>> Start

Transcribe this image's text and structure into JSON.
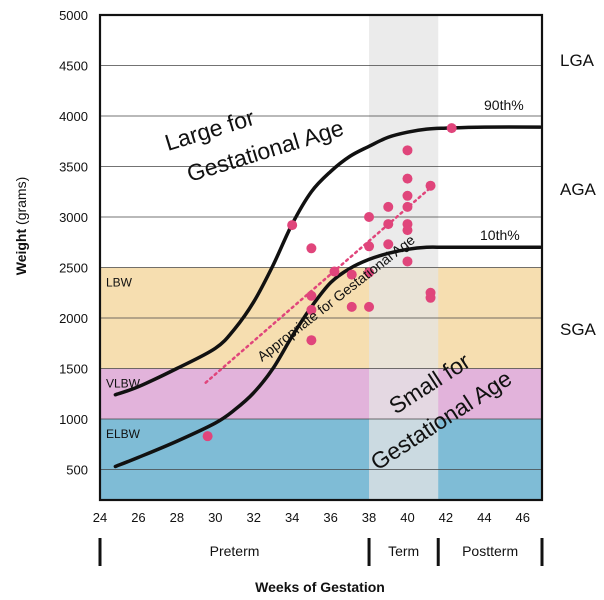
{
  "chart_data": {
    "type": "scatter",
    "xlabel": "Weeks of Gestation",
    "ylabel": {
      "bold": "Weight",
      "unit": " (grams)"
    },
    "xlim": [
      24,
      47
    ],
    "ylim": [
      0,
      5000
    ],
    "x_ticks": [
      "24",
      "26",
      "28",
      "30",
      "32",
      "34",
      "36",
      "38",
      "40",
      "42",
      "44",
      "46"
    ],
    "y_ticks": [
      "500",
      "1000",
      "1500",
      "2000",
      "2500",
      "3000",
      "3500",
      "4000",
      "4500",
      "5000"
    ],
    "grid": true,
    "colors": {
      "elbw": "#7fbcd6",
      "vlbw": "#e2b3db",
      "lbw": "#f6deb0",
      "term_band": "#e4e4e4",
      "points": "#e0457b",
      "curve": "#111111"
    },
    "weight_bands": [
      {
        "label": "ELBW",
        "from": 0,
        "to": 1000
      },
      {
        "label": "VLBW",
        "from": 1000,
        "to": 1500
      },
      {
        "label": "LBW",
        "from": 1500,
        "to": 2500
      }
    ],
    "term_band": {
      "from": 38,
      "to": 41.6
    },
    "periods": [
      {
        "label": "Preterm",
        "from": 24,
        "to": 38
      },
      {
        "label": "Term",
        "from": 38,
        "to": 41.6
      },
      {
        "label": "Postterm",
        "from": 41.6,
        "to": 47
      }
    ],
    "series": [
      {
        "name": "90th%",
        "type": "line",
        "x": [
          24.8,
          26,
          28,
          30,
          31,
          32,
          33,
          34,
          35,
          36,
          37,
          38,
          39,
          40,
          41,
          42,
          44,
          47
        ],
        "y": [
          1240,
          1320,
          1500,
          1700,
          1890,
          2160,
          2520,
          2930,
          3250,
          3450,
          3600,
          3700,
          3790,
          3840,
          3870,
          3880,
          3890,
          3890
        ]
      },
      {
        "name": "10th%",
        "type": "line",
        "x": [
          24.8,
          26,
          28,
          30,
          31,
          32,
          33,
          34,
          35,
          36,
          37,
          38,
          39,
          40,
          41,
          42,
          44,
          47
        ],
        "y": [
          530,
          620,
          780,
          960,
          1090,
          1260,
          1500,
          1820,
          2110,
          2350,
          2490,
          2580,
          2640,
          2680,
          2700,
          2700,
          2700,
          2700
        ]
      },
      {
        "name": "Appropriate for Gestational Age",
        "type": "trend",
        "x": [
          29.5,
          41.5
        ],
        "y": [
          1360,
          3340
        ]
      },
      {
        "name": "points",
        "type": "scatter",
        "points": [
          [
            29.6,
            830
          ],
          [
            34.0,
            2920
          ],
          [
            35.0,
            2690
          ],
          [
            35.0,
            2220
          ],
          [
            35.0,
            2080
          ],
          [
            35.0,
            1780
          ],
          [
            36.2,
            2460
          ],
          [
            37.1,
            2430
          ],
          [
            37.1,
            2110
          ],
          [
            38.0,
            3000
          ],
          [
            38.0,
            2710
          ],
          [
            38.0,
            2450
          ],
          [
            38.0,
            2110
          ],
          [
            39.0,
            3100
          ],
          [
            39.0,
            2930
          ],
          [
            39.0,
            2730
          ],
          [
            40.0,
            3660
          ],
          [
            40.0,
            3380
          ],
          [
            40.0,
            3210
          ],
          [
            40.0,
            3100
          ],
          [
            40.0,
            2930
          ],
          [
            40.0,
            2870
          ],
          [
            40.0,
            2560
          ],
          [
            41.2,
            3310
          ],
          [
            41.2,
            2250
          ],
          [
            41.2,
            2200
          ],
          [
            42.3,
            3880
          ]
        ]
      }
    ],
    "annotations": {
      "lga": "LGA",
      "aga": "AGA",
      "sga": "SGA",
      "p90": "90th%",
      "p10": "10th%",
      "large_line1": "Large for",
      "large_line2": "Gestational Age",
      "small_line1": "Small for",
      "small_line2": "Gestational Age",
      "appropriate": "Appropriate for Gestational Age"
    }
  }
}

>> End

#### WHAT YOU HAVE TO DO
From the entries above, pull out each line that includes "name".

#### TASK ANSWER
        "name": "90th%",
        "name": "10th%",
        "name": "Appropriate for Gestational Age",
        "name": "points",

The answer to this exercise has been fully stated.